TASK REQUIREMENTS: A faithful copy of the data is what is wanted, minus any pictures.

EXTRACTED DATA:
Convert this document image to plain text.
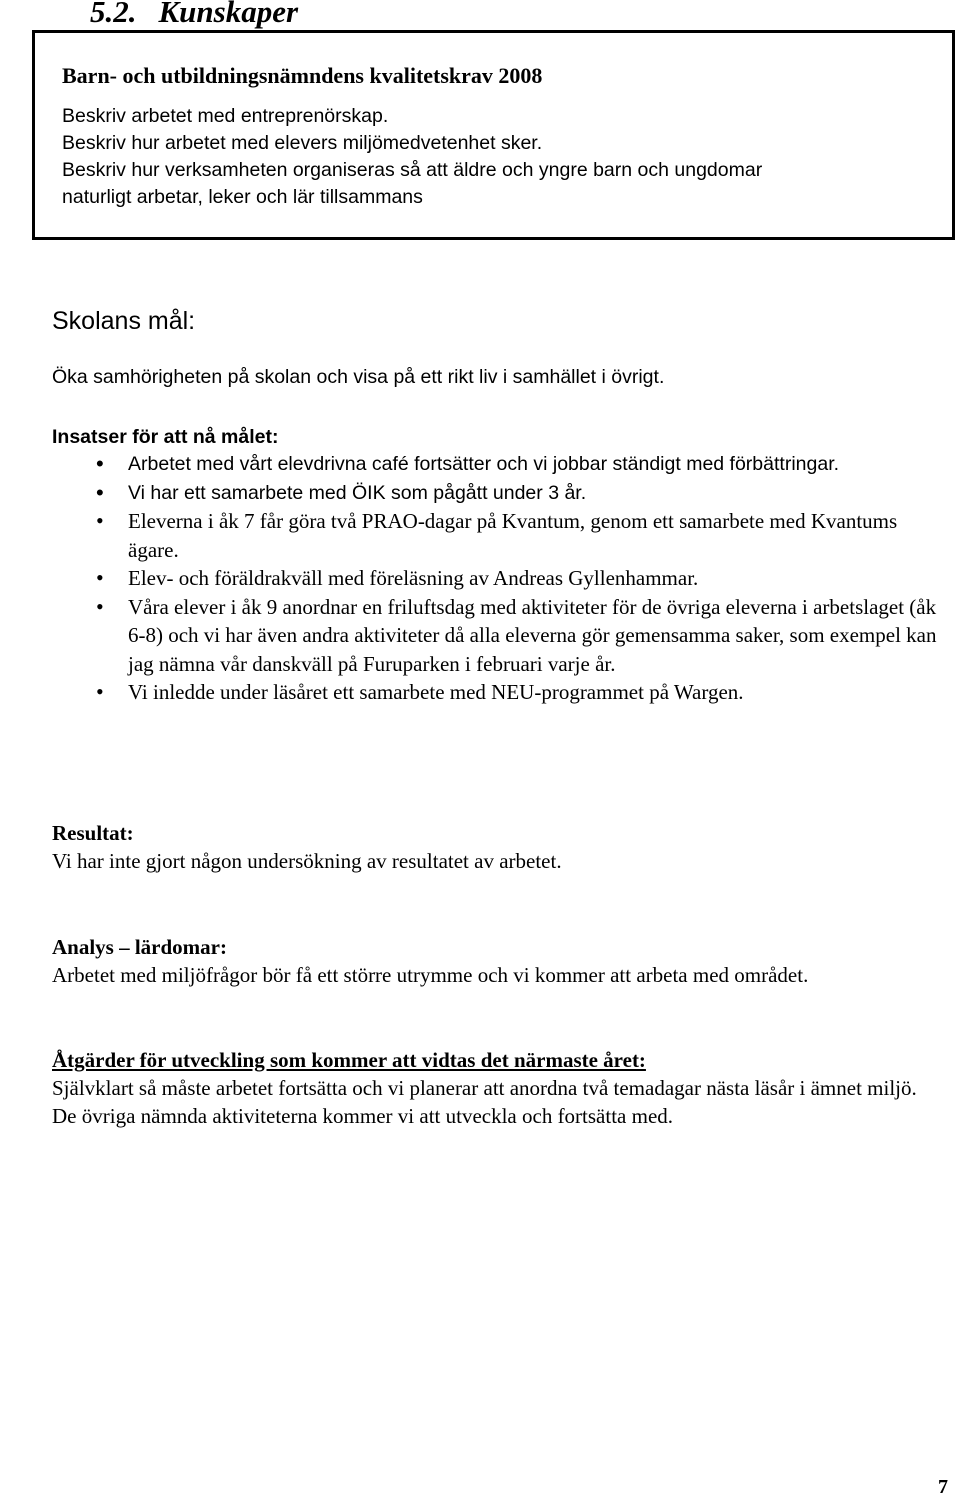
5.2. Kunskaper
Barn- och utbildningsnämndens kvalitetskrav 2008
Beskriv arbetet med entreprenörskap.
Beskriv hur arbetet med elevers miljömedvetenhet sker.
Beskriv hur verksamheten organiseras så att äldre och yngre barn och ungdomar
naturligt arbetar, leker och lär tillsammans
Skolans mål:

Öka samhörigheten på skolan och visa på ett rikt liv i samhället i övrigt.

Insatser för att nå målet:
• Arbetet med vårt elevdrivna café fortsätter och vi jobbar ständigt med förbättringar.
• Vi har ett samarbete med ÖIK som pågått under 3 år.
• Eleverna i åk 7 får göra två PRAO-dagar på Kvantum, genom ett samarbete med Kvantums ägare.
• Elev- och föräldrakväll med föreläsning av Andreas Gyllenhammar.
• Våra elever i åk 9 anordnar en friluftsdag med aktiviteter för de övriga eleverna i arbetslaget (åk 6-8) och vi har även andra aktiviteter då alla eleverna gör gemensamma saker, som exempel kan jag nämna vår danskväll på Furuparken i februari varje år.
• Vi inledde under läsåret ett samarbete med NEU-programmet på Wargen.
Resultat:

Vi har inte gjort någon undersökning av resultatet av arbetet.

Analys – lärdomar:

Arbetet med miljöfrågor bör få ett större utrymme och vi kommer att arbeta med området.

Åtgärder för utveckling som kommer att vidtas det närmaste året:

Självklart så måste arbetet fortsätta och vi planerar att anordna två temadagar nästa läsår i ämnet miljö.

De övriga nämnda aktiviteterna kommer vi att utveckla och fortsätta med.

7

TASK RESULT:
Convert this document image to plain text.
5.2. Kunskaper
Barn- och utbildningsnämndens kvalitetskrav 2008
Beskriv arbetet med entreprenörskap.
Beskriv hur arbetet med elevers miljömedvetenhet sker.
Beskriv hur verksamheten organiseras så att äldre och yngre barn och ungdomar
naturligt arbetar, leker och lär tillsammans
Skolans mål:

Öka samhörigheten på skolan och visa på ett rikt liv i samhället i övrigt.

Insatser för att nå målet:
• Arbetet med vårt elevdrivna café fortsätter och vi jobbar ständigt med förbättringar.
• Vi har ett samarbete med ÖIK som pågått under 3 år.
• Eleverna i åk 7 får göra två PRAO-dagar på Kvantum, genom ett samarbete med Kvantums ägare.
• Elev- och föräldrakväll med föreläsning av Andreas Gyllenhammar.
• Våra elever i åk 9 anordnar en friluftsdag med aktiviteter för de övriga eleverna i arbetslaget (åk 6-8) och vi har även andra aktiviteter då alla eleverna gör gemensamma saker, som exempel kan jag nämna vår danskväll på Furuparken i februari varje år.
• Vi inledde under läsåret ett samarbete med NEU-programmet på Wargen.
Resultat:

Vi har inte gjort någon undersökning av resultatet av arbetet.

Analys – lärdomar:

Arbetet med miljöfrågor bör få ett större utrymme och vi kommer att arbeta med området.

Åtgärder för utveckling som kommer att vidtas det närmaste året:

Självklart så måste arbetet fortsätta och vi planerar att anordna två temadagar nästa läsår i ämnet miljö.

De övriga nämnda aktiviteterna kommer vi att utveckla och fortsätta med.

7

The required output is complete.